The exercise :: All lines featuring the string "time" are to be listed.

Material provided ::
'''
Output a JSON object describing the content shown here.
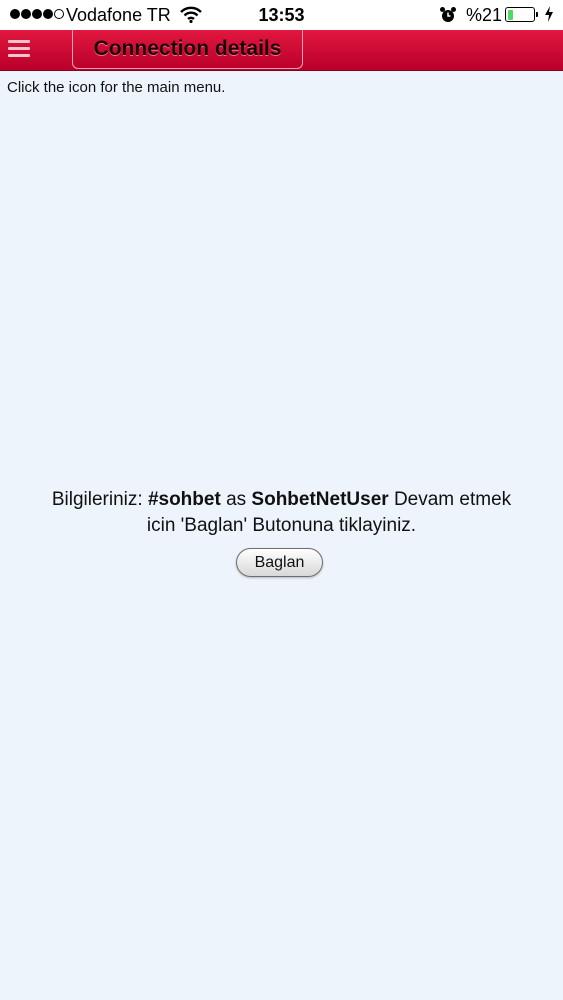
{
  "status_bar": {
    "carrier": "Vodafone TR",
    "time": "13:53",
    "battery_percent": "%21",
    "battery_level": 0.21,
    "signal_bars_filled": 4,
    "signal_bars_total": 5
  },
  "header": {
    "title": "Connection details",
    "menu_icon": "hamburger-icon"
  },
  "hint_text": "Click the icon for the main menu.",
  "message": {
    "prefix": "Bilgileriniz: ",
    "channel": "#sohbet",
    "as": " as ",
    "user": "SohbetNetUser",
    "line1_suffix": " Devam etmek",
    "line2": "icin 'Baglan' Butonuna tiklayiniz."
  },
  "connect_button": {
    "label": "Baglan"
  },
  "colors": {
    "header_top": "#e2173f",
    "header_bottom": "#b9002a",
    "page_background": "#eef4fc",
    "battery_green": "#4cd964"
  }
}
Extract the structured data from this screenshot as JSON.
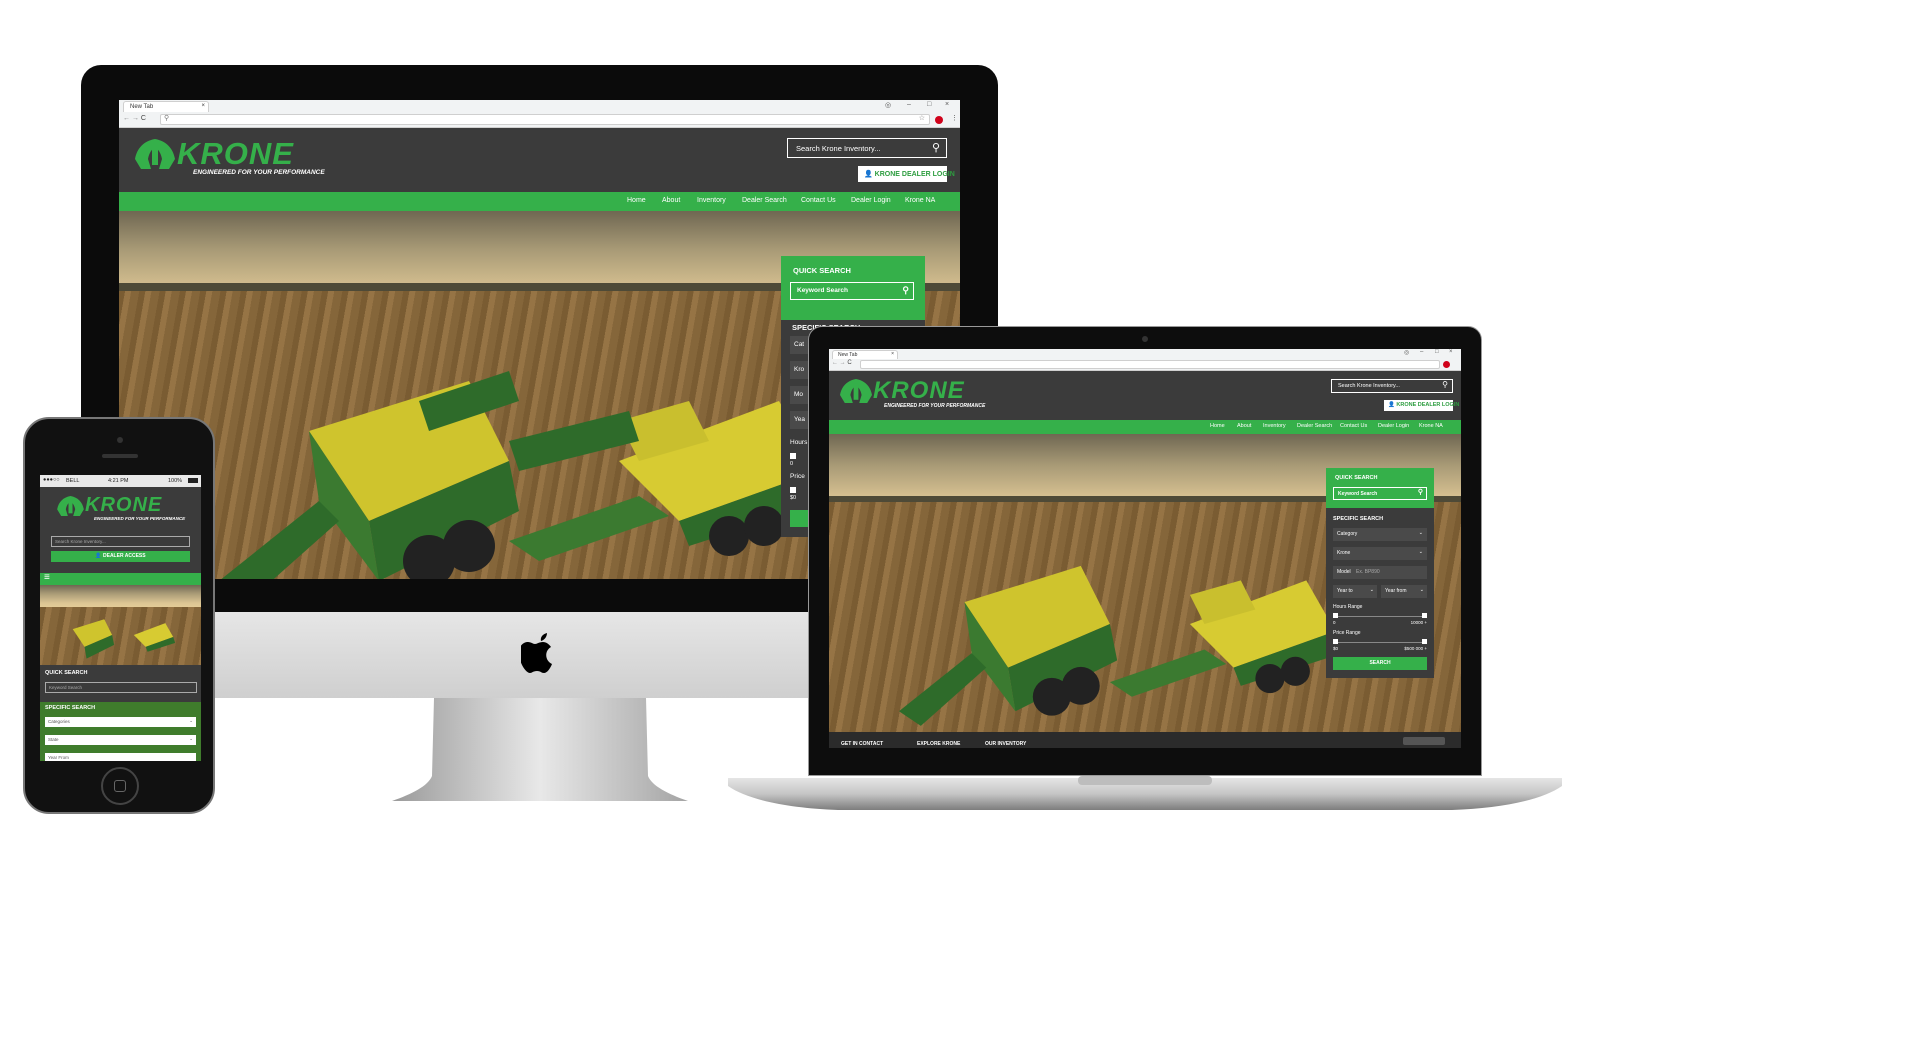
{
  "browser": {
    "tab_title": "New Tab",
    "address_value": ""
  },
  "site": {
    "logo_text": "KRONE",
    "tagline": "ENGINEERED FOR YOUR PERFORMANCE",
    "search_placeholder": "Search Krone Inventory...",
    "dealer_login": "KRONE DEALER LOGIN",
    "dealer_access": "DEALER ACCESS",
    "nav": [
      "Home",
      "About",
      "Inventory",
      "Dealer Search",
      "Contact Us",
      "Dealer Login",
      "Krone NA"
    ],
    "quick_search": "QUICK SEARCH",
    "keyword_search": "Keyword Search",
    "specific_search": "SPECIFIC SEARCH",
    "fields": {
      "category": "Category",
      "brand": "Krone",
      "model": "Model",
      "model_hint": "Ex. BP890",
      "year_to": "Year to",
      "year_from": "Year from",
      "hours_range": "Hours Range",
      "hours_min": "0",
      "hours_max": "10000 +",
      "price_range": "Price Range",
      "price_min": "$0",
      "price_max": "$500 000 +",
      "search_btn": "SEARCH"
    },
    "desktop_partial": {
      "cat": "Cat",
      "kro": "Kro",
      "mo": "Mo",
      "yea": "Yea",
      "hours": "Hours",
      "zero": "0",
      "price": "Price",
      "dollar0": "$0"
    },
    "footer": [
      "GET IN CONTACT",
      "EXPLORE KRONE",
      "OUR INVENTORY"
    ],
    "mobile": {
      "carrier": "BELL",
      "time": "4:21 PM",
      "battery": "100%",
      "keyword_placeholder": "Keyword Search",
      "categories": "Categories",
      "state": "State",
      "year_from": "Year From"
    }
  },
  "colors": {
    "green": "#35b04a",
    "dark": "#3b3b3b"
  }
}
'''
'''
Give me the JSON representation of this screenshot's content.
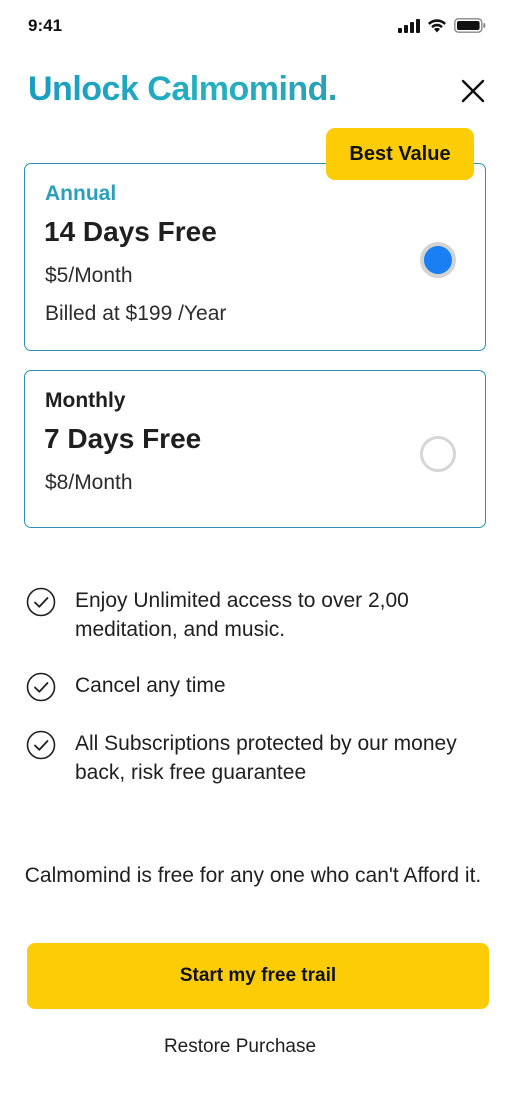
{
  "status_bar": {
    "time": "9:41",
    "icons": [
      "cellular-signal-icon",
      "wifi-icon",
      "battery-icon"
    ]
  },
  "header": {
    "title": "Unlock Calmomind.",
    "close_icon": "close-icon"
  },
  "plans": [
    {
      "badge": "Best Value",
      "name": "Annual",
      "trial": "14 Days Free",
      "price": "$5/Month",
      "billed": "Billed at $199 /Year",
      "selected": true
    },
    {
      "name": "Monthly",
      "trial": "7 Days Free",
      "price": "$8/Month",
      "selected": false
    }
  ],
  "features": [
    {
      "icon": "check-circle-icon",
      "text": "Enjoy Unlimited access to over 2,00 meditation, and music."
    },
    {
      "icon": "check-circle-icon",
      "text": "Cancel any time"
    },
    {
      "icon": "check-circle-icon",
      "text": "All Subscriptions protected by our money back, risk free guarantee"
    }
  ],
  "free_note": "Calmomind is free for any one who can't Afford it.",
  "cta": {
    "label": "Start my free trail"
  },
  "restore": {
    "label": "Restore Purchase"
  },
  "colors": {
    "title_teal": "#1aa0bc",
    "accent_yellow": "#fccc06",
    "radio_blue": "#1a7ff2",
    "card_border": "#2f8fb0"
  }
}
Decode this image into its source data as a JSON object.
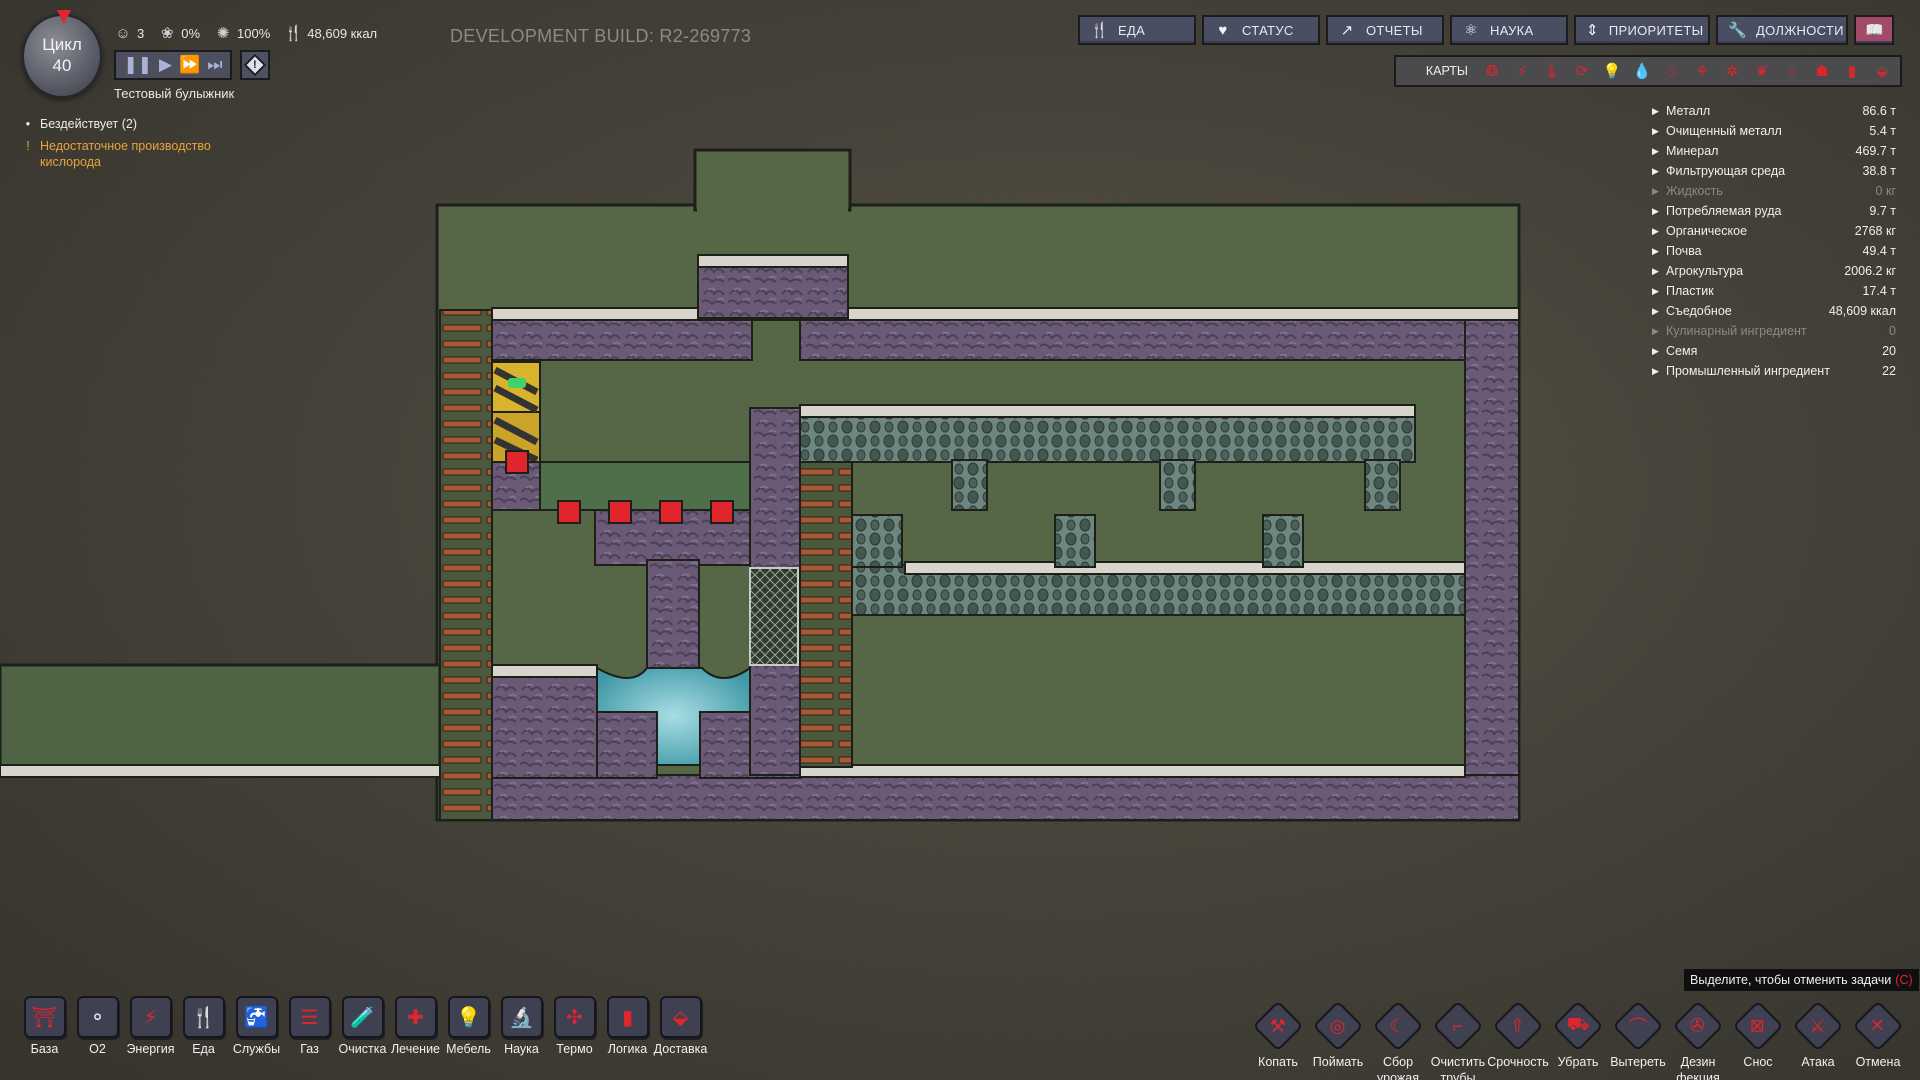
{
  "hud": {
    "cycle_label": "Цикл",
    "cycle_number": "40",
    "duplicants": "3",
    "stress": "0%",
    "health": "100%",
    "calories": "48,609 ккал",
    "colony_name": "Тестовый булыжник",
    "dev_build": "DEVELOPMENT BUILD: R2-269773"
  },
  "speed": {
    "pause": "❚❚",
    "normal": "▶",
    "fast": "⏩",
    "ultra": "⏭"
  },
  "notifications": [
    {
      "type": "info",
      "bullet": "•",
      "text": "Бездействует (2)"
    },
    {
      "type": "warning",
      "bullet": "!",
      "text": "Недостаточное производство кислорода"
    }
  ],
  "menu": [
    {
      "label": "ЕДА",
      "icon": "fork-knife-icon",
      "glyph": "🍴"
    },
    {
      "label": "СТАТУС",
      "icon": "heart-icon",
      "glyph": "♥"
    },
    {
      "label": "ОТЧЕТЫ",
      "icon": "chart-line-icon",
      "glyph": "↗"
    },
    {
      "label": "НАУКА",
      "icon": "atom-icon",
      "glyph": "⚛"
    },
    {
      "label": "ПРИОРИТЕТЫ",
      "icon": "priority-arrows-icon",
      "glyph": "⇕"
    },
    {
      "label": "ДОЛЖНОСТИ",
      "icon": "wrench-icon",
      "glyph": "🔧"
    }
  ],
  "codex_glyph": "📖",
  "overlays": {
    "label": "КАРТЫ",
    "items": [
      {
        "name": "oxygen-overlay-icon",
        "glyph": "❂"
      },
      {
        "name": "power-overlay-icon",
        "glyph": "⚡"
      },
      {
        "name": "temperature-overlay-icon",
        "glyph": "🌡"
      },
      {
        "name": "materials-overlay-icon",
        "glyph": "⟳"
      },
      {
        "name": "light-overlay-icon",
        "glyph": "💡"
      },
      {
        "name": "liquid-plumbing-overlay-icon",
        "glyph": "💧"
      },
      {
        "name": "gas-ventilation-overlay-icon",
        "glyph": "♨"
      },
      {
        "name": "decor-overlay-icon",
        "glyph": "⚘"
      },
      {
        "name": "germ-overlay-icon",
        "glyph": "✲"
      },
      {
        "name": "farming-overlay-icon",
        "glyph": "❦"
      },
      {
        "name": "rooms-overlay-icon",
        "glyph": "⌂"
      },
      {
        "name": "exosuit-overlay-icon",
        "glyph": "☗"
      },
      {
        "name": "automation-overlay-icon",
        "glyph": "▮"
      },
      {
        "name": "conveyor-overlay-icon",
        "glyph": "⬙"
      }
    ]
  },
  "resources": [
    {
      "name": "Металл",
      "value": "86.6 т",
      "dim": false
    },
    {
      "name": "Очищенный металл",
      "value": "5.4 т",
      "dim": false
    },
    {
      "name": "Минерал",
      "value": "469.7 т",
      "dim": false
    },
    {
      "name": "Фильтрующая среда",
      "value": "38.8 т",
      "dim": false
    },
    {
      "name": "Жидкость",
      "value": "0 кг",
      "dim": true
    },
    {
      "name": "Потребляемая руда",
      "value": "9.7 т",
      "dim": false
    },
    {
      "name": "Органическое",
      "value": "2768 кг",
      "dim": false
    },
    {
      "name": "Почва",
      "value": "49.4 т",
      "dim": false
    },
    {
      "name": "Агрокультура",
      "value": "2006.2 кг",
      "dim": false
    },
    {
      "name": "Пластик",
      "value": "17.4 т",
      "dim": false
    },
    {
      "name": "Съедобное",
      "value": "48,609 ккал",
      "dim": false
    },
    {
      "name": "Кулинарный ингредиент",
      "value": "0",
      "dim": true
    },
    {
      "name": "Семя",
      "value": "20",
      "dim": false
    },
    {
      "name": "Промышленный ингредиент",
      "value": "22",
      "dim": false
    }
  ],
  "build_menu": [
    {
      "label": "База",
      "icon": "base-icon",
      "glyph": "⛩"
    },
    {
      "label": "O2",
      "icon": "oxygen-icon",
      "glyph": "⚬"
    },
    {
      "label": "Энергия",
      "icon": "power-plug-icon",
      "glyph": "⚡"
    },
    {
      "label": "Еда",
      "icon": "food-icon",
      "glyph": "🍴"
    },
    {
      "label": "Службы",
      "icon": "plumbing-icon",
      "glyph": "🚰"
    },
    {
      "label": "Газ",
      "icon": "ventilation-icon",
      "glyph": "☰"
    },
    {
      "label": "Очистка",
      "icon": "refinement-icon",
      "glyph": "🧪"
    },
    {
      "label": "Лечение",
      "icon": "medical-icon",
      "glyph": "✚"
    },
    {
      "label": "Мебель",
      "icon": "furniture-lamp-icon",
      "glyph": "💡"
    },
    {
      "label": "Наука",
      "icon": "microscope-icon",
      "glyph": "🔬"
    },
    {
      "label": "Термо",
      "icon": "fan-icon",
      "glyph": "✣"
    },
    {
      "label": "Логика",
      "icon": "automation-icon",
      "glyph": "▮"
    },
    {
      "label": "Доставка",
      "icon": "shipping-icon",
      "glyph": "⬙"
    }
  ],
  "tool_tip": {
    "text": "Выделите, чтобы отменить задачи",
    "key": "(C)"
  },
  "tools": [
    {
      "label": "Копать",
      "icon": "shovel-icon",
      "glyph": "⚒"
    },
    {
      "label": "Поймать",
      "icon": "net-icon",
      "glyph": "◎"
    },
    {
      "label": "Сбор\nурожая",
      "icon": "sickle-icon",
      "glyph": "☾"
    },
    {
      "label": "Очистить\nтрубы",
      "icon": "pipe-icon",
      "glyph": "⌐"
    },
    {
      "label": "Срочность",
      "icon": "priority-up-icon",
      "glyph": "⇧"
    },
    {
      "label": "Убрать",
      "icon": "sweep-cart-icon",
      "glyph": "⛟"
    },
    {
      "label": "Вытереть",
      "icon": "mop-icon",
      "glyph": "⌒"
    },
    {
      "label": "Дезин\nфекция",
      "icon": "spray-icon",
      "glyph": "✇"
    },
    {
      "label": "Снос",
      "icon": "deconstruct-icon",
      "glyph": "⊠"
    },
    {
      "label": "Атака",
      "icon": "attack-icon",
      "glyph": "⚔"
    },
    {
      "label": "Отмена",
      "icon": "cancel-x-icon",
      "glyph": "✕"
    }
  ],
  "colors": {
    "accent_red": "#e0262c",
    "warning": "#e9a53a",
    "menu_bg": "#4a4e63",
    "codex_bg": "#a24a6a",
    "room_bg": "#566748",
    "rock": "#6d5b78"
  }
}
'''
'''
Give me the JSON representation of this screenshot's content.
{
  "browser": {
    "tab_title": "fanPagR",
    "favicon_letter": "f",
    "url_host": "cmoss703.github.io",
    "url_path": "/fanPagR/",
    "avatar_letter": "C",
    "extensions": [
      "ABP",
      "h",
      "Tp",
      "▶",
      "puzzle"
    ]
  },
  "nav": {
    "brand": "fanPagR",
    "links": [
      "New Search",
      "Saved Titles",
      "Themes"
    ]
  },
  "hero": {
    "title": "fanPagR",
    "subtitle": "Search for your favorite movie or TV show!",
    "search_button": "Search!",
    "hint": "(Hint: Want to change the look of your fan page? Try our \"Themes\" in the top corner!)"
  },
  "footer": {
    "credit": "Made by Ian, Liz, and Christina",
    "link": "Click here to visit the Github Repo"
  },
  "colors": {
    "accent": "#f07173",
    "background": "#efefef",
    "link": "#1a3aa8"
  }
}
'''
Full solution ::
    "time": "13:53",
      "time": "4:21 PM",
    "time": "9:41",
      "text": "Cancel any time"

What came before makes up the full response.